* [Job] Find out how many lines of the material contain the string "icon" and give only that figure.

* [Task data]
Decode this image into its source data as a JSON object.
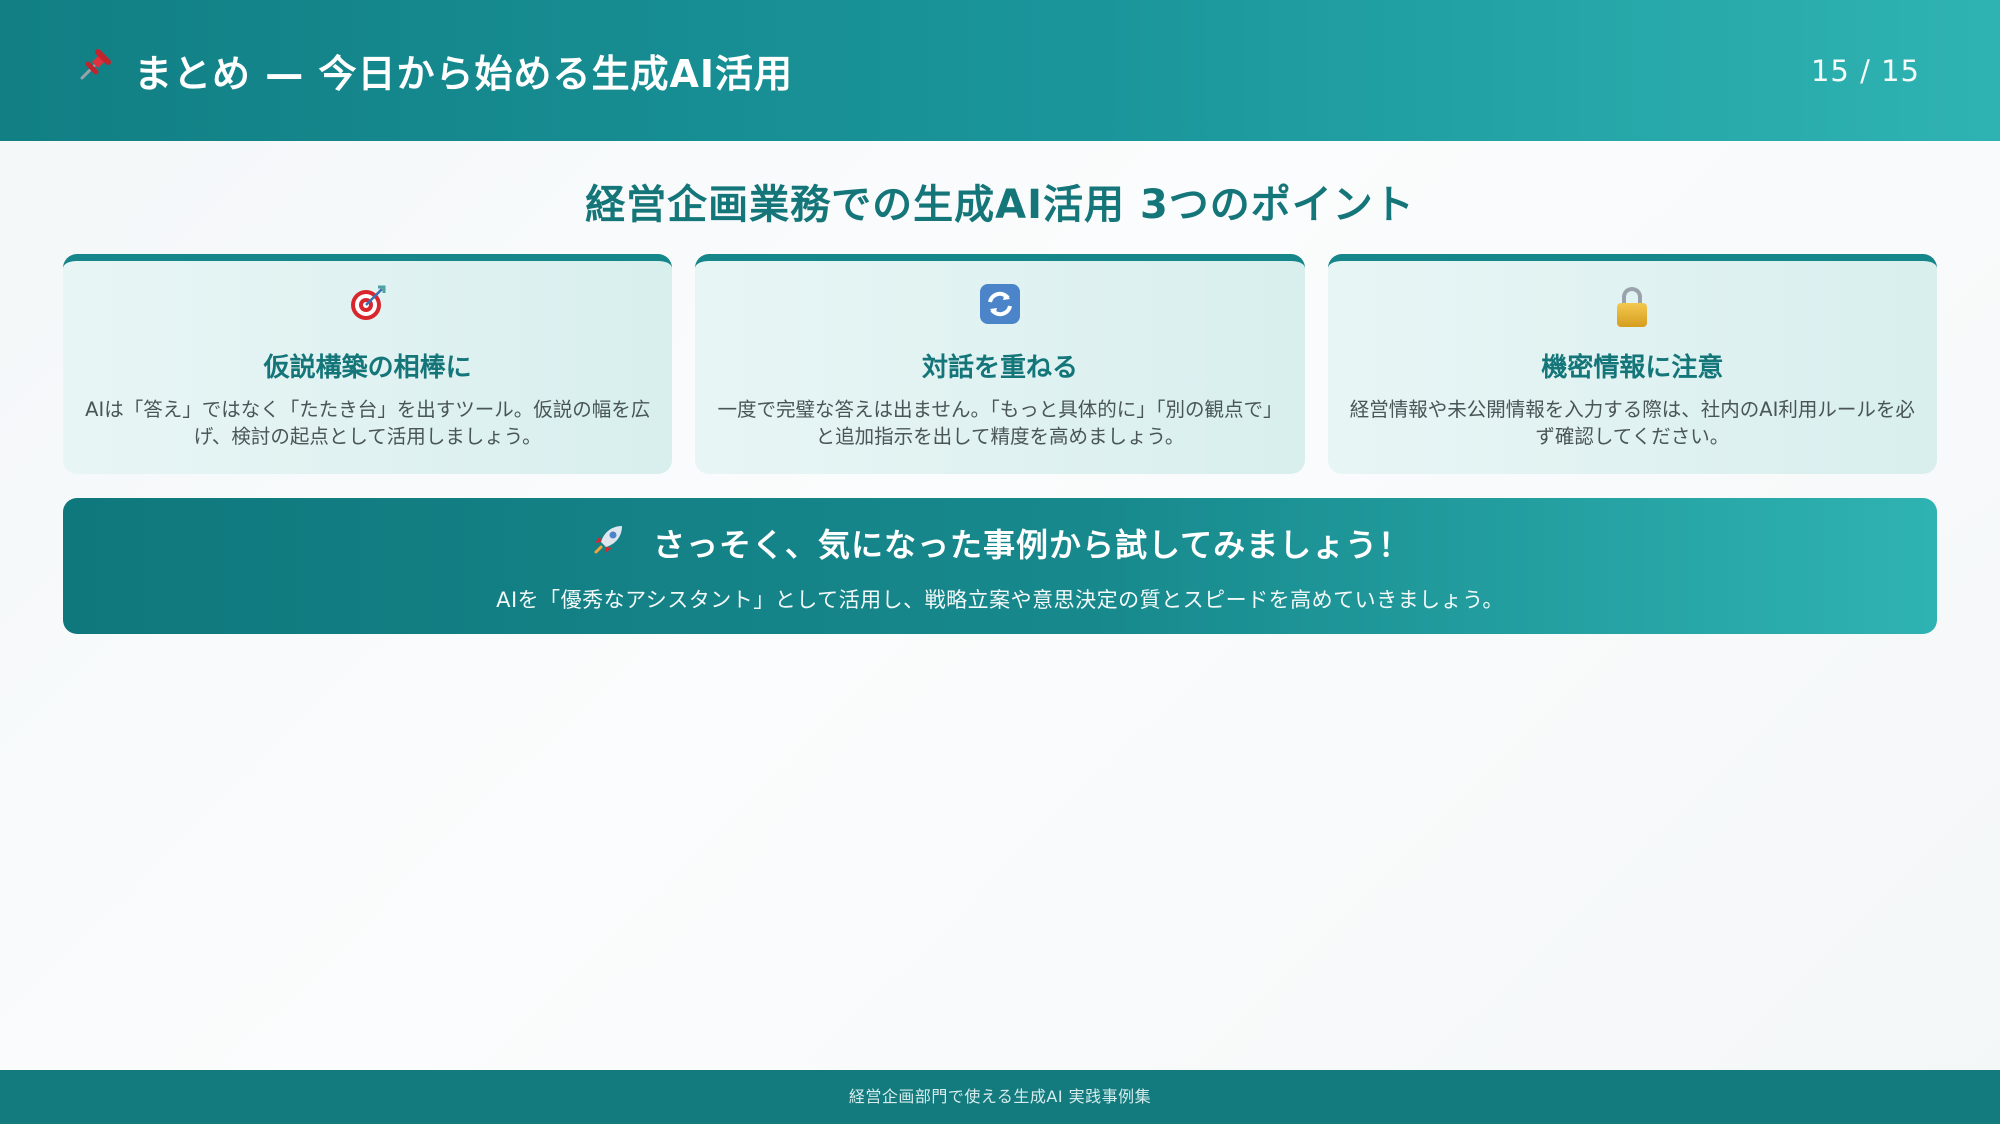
{
  "header": {
    "icon": "pushpin-icon",
    "title": "まとめ — 今日から始める生成AI活用",
    "page_indicator": "15 / 15"
  },
  "main": {
    "heading": "経営企画業務での生成AI活用 3つのポイント",
    "cards": [
      {
        "icon": "target-icon",
        "title": "仮説構築の相棒に",
        "text": "AIは「答え」ではなく「たたき台」を出すツール。仮説の幅を広げ、検討の起点として活用しましょう。"
      },
      {
        "icon": "refresh-icon",
        "title": "対話を重ねる",
        "text": "一度で完璧な答えは出ません。「もっと具体的に」「別の観点で」と追加指示を出して精度を高めましょう。"
      },
      {
        "icon": "lock-icon",
        "title": "機密情報に注意",
        "text": "経営情報や未公開情報を入力する際は、社内のAI利用ルールを必ず確認してください。"
      }
    ],
    "cta": {
      "icon": "rocket-icon",
      "title": "さっそく、気になった事例から試してみましょう！",
      "text": "AIを「優秀なアシスタント」として活用し、戦略立案や意思決定の質とスピードを高めていきましょう。"
    }
  },
  "footer": {
    "text": "経営企画部門で使える生成AI 実践事例集"
  },
  "colors": {
    "accent": "#15767a",
    "header_start": "#117f84",
    "header_end": "#2fb3b2",
    "card_bg": "#e3f3f3",
    "footer_bg": "#137a7e"
  }
}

* [Worked answer] 5